Layout annotation data:
>> BEGIN

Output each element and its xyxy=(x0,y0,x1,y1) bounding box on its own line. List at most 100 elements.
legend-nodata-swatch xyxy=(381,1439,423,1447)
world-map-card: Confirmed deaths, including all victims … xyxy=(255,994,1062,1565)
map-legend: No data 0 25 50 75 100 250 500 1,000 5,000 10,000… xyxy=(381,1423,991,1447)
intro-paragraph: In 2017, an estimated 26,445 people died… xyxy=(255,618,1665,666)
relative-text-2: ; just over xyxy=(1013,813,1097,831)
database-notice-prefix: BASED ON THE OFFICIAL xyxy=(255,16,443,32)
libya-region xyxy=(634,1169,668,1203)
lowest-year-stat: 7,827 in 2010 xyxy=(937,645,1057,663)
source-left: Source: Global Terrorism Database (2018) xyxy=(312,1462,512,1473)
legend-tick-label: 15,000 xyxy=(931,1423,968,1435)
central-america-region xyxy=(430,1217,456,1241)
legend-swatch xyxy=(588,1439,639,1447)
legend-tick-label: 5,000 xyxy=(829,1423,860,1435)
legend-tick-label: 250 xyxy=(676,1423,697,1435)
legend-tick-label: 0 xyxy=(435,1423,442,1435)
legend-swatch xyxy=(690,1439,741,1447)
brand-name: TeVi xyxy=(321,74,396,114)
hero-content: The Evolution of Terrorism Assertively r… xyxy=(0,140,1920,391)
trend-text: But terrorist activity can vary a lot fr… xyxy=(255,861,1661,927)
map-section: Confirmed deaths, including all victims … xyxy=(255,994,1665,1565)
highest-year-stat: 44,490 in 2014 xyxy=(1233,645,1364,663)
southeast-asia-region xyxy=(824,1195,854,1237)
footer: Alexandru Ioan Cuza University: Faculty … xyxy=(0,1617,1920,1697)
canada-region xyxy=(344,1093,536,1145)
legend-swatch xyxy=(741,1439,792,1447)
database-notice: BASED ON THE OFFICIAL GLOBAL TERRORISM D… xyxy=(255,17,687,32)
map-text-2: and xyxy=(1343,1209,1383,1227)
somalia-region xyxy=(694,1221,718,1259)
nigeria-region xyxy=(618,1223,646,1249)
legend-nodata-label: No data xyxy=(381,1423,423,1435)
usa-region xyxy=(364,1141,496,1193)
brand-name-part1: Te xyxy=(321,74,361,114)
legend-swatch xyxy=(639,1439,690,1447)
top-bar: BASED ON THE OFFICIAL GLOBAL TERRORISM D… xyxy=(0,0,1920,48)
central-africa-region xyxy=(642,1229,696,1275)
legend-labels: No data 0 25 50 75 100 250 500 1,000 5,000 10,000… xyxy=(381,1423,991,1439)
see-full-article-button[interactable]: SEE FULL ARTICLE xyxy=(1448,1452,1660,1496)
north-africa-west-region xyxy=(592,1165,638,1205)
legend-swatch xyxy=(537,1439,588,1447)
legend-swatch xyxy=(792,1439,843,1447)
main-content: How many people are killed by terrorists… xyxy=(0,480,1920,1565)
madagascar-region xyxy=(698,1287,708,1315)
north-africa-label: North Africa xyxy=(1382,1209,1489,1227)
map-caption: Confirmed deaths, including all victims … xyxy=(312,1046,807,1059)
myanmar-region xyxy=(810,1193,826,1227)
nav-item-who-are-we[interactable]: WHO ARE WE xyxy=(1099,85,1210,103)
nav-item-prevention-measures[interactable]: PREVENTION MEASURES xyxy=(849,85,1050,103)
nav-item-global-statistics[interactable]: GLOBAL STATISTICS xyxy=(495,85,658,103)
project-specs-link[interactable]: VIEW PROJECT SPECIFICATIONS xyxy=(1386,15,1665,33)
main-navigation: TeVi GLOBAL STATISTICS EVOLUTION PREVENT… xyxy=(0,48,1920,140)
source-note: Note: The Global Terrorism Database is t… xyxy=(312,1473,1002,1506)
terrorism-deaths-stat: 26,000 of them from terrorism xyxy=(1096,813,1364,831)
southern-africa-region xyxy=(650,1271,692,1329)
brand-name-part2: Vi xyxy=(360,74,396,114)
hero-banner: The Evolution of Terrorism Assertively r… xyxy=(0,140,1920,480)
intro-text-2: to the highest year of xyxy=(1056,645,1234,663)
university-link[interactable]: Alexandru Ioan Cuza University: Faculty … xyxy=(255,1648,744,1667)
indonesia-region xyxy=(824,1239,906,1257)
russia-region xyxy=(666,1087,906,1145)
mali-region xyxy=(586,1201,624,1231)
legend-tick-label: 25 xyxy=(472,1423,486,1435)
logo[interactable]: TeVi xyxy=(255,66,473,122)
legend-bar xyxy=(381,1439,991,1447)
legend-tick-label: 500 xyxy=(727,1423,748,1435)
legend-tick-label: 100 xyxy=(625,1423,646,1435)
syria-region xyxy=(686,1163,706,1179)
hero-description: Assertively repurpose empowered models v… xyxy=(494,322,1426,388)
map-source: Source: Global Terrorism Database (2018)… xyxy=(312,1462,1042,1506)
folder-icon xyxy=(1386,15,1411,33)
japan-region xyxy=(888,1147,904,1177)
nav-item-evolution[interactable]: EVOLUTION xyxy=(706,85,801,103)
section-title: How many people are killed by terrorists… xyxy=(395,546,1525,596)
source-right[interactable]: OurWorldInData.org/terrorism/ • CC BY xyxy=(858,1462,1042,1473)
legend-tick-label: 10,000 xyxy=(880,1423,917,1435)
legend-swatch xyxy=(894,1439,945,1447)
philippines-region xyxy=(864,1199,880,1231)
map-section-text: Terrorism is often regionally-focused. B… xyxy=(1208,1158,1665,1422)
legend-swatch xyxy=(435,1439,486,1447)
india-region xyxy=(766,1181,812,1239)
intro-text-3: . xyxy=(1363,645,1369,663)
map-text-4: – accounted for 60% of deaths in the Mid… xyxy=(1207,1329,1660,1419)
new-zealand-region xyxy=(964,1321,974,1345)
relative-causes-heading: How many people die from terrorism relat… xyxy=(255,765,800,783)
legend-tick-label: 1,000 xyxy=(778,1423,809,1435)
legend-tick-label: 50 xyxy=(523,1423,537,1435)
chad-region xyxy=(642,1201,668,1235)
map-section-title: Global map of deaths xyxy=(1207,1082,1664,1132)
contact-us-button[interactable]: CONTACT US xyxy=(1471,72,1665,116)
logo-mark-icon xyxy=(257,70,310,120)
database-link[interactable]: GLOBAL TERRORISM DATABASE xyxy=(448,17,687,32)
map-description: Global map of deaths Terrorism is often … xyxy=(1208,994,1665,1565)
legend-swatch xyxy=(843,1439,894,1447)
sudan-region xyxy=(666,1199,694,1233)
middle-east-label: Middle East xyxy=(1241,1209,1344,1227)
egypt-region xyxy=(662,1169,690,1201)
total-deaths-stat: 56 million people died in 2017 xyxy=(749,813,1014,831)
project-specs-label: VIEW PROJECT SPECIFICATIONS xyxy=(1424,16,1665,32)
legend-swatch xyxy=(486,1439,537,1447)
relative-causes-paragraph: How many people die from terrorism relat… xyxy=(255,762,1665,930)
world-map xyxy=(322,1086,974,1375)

>> END

» **AIM OF THE TASK**:
Quote every line of the records above verbatim, leaving each character unchanged.

» **FULL OUTPUT**:
Output each element and its xyxy=(x0,y0,x1,y1) bounding box on its own line. List at most 100 elements.
legend-nodata-swatch xyxy=(381,1439,423,1447)
world-map-card: Confirmed deaths, including all victims … xyxy=(255,994,1062,1565)
map-legend: No data 0 25 50 75 100 250 500 1,000 5,000 10,000… xyxy=(381,1423,991,1447)
intro-paragraph: In 2017, an estimated 26,445 people died… xyxy=(255,618,1665,666)
relative-text-2: ; just over xyxy=(1013,813,1097,831)
database-notice-prefix: BASED ON THE OFFICIAL xyxy=(255,16,443,32)
libya-region xyxy=(634,1169,668,1203)
lowest-year-stat: 7,827 in 2010 xyxy=(937,645,1057,663)
source-left: Source: Global Terrorism Database (2018) xyxy=(312,1462,512,1473)
legend-tick-label: 15,000 xyxy=(931,1423,968,1435)
central-america-region xyxy=(430,1217,456,1241)
legend-swatch xyxy=(588,1439,639,1447)
legend-tick-label: 5,000 xyxy=(829,1423,860,1435)
legend-tick-label: 250 xyxy=(676,1423,697,1435)
legend-tick-label: 0 xyxy=(435,1423,442,1435)
legend-swatch xyxy=(690,1439,741,1447)
brand-name: TeVi xyxy=(321,74,396,114)
hero-content: The Evolution of Terrorism Assertively r… xyxy=(0,140,1920,391)
trend-text: But terrorist activity can vary a lot fr… xyxy=(255,861,1661,927)
map-section: Confirmed deaths, including all victims … xyxy=(255,994,1665,1565)
highest-year-stat: 44,490 in 2014 xyxy=(1233,645,1364,663)
southeast-asia-region xyxy=(824,1195,854,1237)
footer: Alexandru Ioan Cuza University: Faculty … xyxy=(0,1617,1920,1697)
canada-region xyxy=(344,1093,536,1145)
legend-swatch xyxy=(741,1439,792,1447)
database-notice: BASED ON THE OFFICIAL GLOBAL TERRORISM D… xyxy=(255,17,687,32)
map-text-2: and xyxy=(1343,1209,1383,1227)
somalia-region xyxy=(694,1221,718,1259)
nigeria-region xyxy=(618,1223,646,1249)
legend-nodata-label: No data xyxy=(381,1423,423,1435)
usa-region xyxy=(364,1141,496,1193)
brand-name-part1: Te xyxy=(321,74,361,114)
legend-swatch xyxy=(639,1439,690,1447)
top-bar: BASED ON THE OFFICIAL GLOBAL TERRORISM D… xyxy=(0,0,1920,48)
central-africa-region xyxy=(642,1229,696,1275)
legend-labels: No data 0 25 50 75 100 250 500 1,000 5,000 10,000… xyxy=(381,1423,991,1439)
see-full-article-button[interactable]: SEE FULL ARTICLE xyxy=(1448,1452,1660,1496)
north-africa-west-region xyxy=(592,1165,638,1205)
legend-swatch xyxy=(537,1439,588,1447)
legend-swatch xyxy=(792,1439,843,1447)
main-content: How many people are killed by terrorists… xyxy=(0,480,1920,1565)
madagascar-region xyxy=(698,1287,708,1315)
north-africa-label: North Africa xyxy=(1382,1209,1489,1227)
map-caption: Confirmed deaths, including all victims … xyxy=(312,1046,807,1059)
myanmar-region xyxy=(810,1193,826,1227)
nav-item-who-are-we[interactable]: WHO ARE WE xyxy=(1099,85,1210,103)
nav-item-prevention-measures[interactable]: PREVENTION MEASURES xyxy=(849,85,1050,103)
nav-item-global-statistics[interactable]: GLOBAL STATISTICS xyxy=(495,85,658,103)
project-specs-link[interactable]: VIEW PROJECT SPECIFICATIONS xyxy=(1386,15,1665,33)
main-navigation: TeVi GLOBAL STATISTICS EVOLUTION PREVENT… xyxy=(0,48,1920,140)
source-note: Note: The Global Terrorism Database is t… xyxy=(312,1473,1002,1506)
terrorism-deaths-stat: 26,000 of them from terrorism xyxy=(1096,813,1364,831)
southern-africa-region xyxy=(650,1271,692,1329)
brand-name-part2: Vi xyxy=(360,74,396,114)
hero-banner: The Evolution of Terrorism Assertively r… xyxy=(0,140,1920,480)
intro-text-2: to the highest year of xyxy=(1056,645,1234,663)
university-link[interactable]: Alexandru Ioan Cuza University: Faculty … xyxy=(255,1648,744,1667)
indonesia-region xyxy=(824,1239,906,1257)
russia-region xyxy=(666,1087,906,1145)
mali-region xyxy=(586,1201,624,1231)
legend-tick-label: 25 xyxy=(472,1423,486,1435)
logo[interactable]: TeVi xyxy=(255,66,473,122)
legend-bar xyxy=(381,1439,991,1447)
legend-tick-label: 500 xyxy=(727,1423,748,1435)
legend-tick-label: 100 xyxy=(625,1423,646,1435)
syria-region xyxy=(686,1163,706,1179)
hero-description: Assertively repurpose empowered models v… xyxy=(494,322,1426,388)
map-source: Source: Global Terrorism Database (2018)… xyxy=(312,1462,1042,1506)
folder-icon xyxy=(1386,15,1411,33)
japan-region xyxy=(888,1147,904,1177)
nav-item-evolution[interactable]: EVOLUTION xyxy=(706,85,801,103)
section-title: How many people are killed by terrorists… xyxy=(395,546,1525,596)
source-right[interactable]: OurWorldInData.org/terrorism/ • CC BY xyxy=(858,1462,1042,1473)
legend-tick-label: 10,000 xyxy=(880,1423,917,1435)
legend-swatch xyxy=(894,1439,945,1447)
philippines-region xyxy=(864,1199,880,1231)
map-section-text: Terrorism is often regionally-focused. B… xyxy=(1208,1158,1665,1422)
legend-swatch xyxy=(435,1439,486,1447)
india-region xyxy=(766,1181,812,1239)
intro-text-3: . xyxy=(1363,645,1369,663)
map-text-4: – accounted for 60% of deaths in the Mid… xyxy=(1207,1329,1660,1419)
new-zealand-region xyxy=(964,1321,974,1345)
relative-causes-heading: How many people die from terrorism relat… xyxy=(255,765,800,783)
legend-tick-label: 1,000 xyxy=(778,1423,809,1435)
legend-tick-label: 50 xyxy=(523,1423,537,1435)
chad-region xyxy=(642,1201,668,1235)
map-section-title: Global map of deaths xyxy=(1207,1082,1664,1132)
contact-us-button[interactable]: CONTACT US xyxy=(1471,72,1665,116)
logo-mark-icon xyxy=(257,70,310,120)
database-link[interactable]: GLOBAL TERRORISM DATABASE xyxy=(448,17,687,32)
map-description: Global map of deaths Terrorism is often … xyxy=(1208,994,1665,1565)
legend-swatch xyxy=(843,1439,894,1447)
sudan-region xyxy=(666,1199,694,1233)
middle-east-label: Middle East xyxy=(1241,1209,1344,1227)
egypt-region xyxy=(662,1169,690,1201)
total-deaths-stat: 56 million people died in 2017 xyxy=(749,813,1014,831)
project-specs-label: VIEW PROJECT SPECIFICATIONS xyxy=(1424,16,1665,32)
legend-swatch xyxy=(486,1439,537,1447)
relative-causes-paragraph: How many people die from terrorism relat… xyxy=(255,762,1665,930)
world-map xyxy=(322,1086,974,1375)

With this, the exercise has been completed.